**Supplied material**
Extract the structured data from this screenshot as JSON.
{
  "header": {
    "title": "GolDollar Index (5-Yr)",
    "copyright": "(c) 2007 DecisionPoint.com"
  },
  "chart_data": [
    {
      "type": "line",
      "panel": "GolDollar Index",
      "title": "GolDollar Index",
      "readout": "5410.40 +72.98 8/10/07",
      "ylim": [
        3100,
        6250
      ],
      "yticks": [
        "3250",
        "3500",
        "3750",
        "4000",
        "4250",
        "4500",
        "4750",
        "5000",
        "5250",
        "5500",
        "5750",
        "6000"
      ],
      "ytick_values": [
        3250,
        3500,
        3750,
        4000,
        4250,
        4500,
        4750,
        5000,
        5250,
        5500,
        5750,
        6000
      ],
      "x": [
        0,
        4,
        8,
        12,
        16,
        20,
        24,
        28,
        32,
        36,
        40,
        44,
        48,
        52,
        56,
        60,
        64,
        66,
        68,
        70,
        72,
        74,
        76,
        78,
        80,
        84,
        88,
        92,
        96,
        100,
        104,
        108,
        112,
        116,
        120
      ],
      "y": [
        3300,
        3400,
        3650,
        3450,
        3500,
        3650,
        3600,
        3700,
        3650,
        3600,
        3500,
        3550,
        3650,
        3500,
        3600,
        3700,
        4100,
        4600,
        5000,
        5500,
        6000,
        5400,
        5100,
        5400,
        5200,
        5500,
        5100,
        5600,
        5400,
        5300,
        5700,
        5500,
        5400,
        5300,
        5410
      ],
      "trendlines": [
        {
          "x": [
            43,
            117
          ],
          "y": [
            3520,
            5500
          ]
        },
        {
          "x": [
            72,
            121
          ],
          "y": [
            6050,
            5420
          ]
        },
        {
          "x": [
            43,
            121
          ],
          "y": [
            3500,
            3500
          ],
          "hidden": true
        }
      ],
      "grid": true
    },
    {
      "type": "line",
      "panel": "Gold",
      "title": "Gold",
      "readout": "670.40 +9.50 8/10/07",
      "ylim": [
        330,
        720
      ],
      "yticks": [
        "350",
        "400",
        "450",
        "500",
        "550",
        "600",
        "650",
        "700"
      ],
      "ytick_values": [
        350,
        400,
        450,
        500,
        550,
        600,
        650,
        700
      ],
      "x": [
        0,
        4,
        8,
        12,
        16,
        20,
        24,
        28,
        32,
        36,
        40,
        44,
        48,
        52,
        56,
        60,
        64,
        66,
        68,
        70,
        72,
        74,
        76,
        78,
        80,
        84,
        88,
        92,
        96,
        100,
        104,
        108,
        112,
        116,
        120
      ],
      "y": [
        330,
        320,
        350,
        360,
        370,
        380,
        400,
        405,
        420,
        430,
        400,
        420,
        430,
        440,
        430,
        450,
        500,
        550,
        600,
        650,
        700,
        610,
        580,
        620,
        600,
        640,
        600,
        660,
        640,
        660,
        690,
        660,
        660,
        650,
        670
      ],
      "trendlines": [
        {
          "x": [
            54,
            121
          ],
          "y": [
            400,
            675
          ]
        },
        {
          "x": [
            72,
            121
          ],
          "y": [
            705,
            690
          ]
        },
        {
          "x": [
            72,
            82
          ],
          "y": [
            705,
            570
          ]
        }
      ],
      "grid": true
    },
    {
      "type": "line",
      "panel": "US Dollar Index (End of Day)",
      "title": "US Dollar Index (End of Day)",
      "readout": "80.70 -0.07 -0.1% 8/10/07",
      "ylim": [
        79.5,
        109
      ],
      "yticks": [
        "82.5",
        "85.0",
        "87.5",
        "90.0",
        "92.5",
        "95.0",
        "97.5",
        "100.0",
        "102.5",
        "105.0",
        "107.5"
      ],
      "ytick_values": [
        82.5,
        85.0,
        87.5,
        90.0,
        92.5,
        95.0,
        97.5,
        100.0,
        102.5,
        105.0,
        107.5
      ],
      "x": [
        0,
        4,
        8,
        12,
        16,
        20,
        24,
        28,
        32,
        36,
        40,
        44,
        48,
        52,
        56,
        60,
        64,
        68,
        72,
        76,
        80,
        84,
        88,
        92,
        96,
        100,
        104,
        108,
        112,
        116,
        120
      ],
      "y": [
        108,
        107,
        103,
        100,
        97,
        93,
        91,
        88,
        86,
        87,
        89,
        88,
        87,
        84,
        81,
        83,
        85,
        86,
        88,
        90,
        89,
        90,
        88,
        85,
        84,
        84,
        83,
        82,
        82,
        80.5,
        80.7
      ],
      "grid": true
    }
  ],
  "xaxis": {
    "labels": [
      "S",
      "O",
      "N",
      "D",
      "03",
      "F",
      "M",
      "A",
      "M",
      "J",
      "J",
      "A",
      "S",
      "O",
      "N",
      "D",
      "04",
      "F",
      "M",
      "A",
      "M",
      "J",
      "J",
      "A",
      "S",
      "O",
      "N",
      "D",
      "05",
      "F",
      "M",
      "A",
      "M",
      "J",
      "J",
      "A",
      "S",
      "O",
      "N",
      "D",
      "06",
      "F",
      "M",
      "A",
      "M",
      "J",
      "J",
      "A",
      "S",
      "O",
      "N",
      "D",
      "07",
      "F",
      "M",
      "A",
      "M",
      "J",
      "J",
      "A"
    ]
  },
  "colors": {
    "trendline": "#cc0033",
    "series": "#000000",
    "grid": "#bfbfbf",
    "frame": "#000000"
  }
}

**Objective**
Give back all the records exactly as they stand.

**Answer to this task**
Extract the structured data from this screenshot as JSON.
{
  "header": {
    "title": "GolDollar Index (5-Yr)",
    "copyright": "(c) 2007 DecisionPoint.com"
  },
  "chart_data": [
    {
      "type": "line",
      "panel": "GolDollar Index",
      "title": "GolDollar Index",
      "readout": "5410.40 +72.98 8/10/07",
      "ylim": [
        3100,
        6250
      ],
      "yticks": [
        "3250",
        "3500",
        "3750",
        "4000",
        "4250",
        "4500",
        "4750",
        "5000",
        "5250",
        "5500",
        "5750",
        "6000"
      ],
      "ytick_values": [
        3250,
        3500,
        3750,
        4000,
        4250,
        4500,
        4750,
        5000,
        5250,
        5500,
        5750,
        6000
      ],
      "x": [
        0,
        4,
        8,
        12,
        16,
        20,
        24,
        28,
        32,
        36,
        40,
        44,
        48,
        52,
        56,
        60,
        64,
        66,
        68,
        70,
        72,
        74,
        76,
        78,
        80,
        84,
        88,
        92,
        96,
        100,
        104,
        108,
        112,
        116,
        120
      ],
      "y": [
        3300,
        3400,
        3650,
        3450,
        3500,
        3650,
        3600,
        3700,
        3650,
        3600,
        3500,
        3550,
        3650,
        3500,
        3600,
        3700,
        4100,
        4600,
        5000,
        5500,
        6000,
        5400,
        5100,
        5400,
        5200,
        5500,
        5100,
        5600,
        5400,
        5300,
        5700,
        5500,
        5400,
        5300,
        5410
      ],
      "trendlines": [
        {
          "x": [
            43,
            117
          ],
          "y": [
            3520,
            5500
          ]
        },
        {
          "x": [
            72,
            121
          ],
          "y": [
            6050,
            5420
          ]
        },
        {
          "x": [
            43,
            121
          ],
          "y": [
            3500,
            3500
          ],
          "hidden": true
        }
      ],
      "grid": true
    },
    {
      "type": "line",
      "panel": "Gold",
      "title": "Gold",
      "readout": "670.40 +9.50 8/10/07",
      "ylim": [
        330,
        720
      ],
      "yticks": [
        "350",
        "400",
        "450",
        "500",
        "550",
        "600",
        "650",
        "700"
      ],
      "ytick_values": [
        350,
        400,
        450,
        500,
        550,
        600,
        650,
        700
      ],
      "x": [
        0,
        4,
        8,
        12,
        16,
        20,
        24,
        28,
        32,
        36,
        40,
        44,
        48,
        52,
        56,
        60,
        64,
        66,
        68,
        70,
        72,
        74,
        76,
        78,
        80,
        84,
        88,
        92,
        96,
        100,
        104,
        108,
        112,
        116,
        120
      ],
      "y": [
        330,
        320,
        350,
        360,
        370,
        380,
        400,
        405,
        420,
        430,
        400,
        420,
        430,
        440,
        430,
        450,
        500,
        550,
        600,
        650,
        700,
        610,
        580,
        620,
        600,
        640,
        600,
        660,
        640,
        660,
        690,
        660,
        660,
        650,
        670
      ],
      "trendlines": [
        {
          "x": [
            54,
            121
          ],
          "y": [
            400,
            675
          ]
        },
        {
          "x": [
            72,
            121
          ],
          "y": [
            705,
            690
          ]
        },
        {
          "x": [
            72,
            82
          ],
          "y": [
            705,
            570
          ]
        }
      ],
      "grid": true
    },
    {
      "type": "line",
      "panel": "US Dollar Index (End of Day)",
      "title": "US Dollar Index (End of Day)",
      "readout": "80.70 -0.07 -0.1% 8/10/07",
      "ylim": [
        79.5,
        109
      ],
      "yticks": [
        "82.5",
        "85.0",
        "87.5",
        "90.0",
        "92.5",
        "95.0",
        "97.5",
        "100.0",
        "102.5",
        "105.0",
        "107.5"
      ],
      "ytick_values": [
        82.5,
        85.0,
        87.5,
        90.0,
        92.5,
        95.0,
        97.5,
        100.0,
        102.5,
        105.0,
        107.5
      ],
      "x": [
        0,
        4,
        8,
        12,
        16,
        20,
        24,
        28,
        32,
        36,
        40,
        44,
        48,
        52,
        56,
        60,
        64,
        68,
        72,
        76,
        80,
        84,
        88,
        92,
        96,
        100,
        104,
        108,
        112,
        116,
        120
      ],
      "y": [
        108,
        107,
        103,
        100,
        97,
        93,
        91,
        88,
        86,
        87,
        89,
        88,
        87,
        84,
        81,
        83,
        85,
        86,
        88,
        90,
        89,
        90,
        88,
        85,
        84,
        84,
        83,
        82,
        82,
        80.5,
        80.7
      ],
      "grid": true
    }
  ],
  "xaxis": {
    "labels": [
      "S",
      "O",
      "N",
      "D",
      "03",
      "F",
      "M",
      "A",
      "M",
      "J",
      "J",
      "A",
      "S",
      "O",
      "N",
      "D",
      "04",
      "F",
      "M",
      "A",
      "M",
      "J",
      "J",
      "A",
      "S",
      "O",
      "N",
      "D",
      "05",
      "F",
      "M",
      "A",
      "M",
      "J",
      "J",
      "A",
      "S",
      "O",
      "N",
      "D",
      "06",
      "F",
      "M",
      "A",
      "M",
      "J",
      "J",
      "A",
      "S",
      "O",
      "N",
      "D",
      "07",
      "F",
      "M",
      "A",
      "M",
      "J",
      "J",
      "A"
    ]
  },
  "colors": {
    "trendline": "#cc0033",
    "series": "#000000",
    "grid": "#bfbfbf",
    "frame": "#000000"
  }
}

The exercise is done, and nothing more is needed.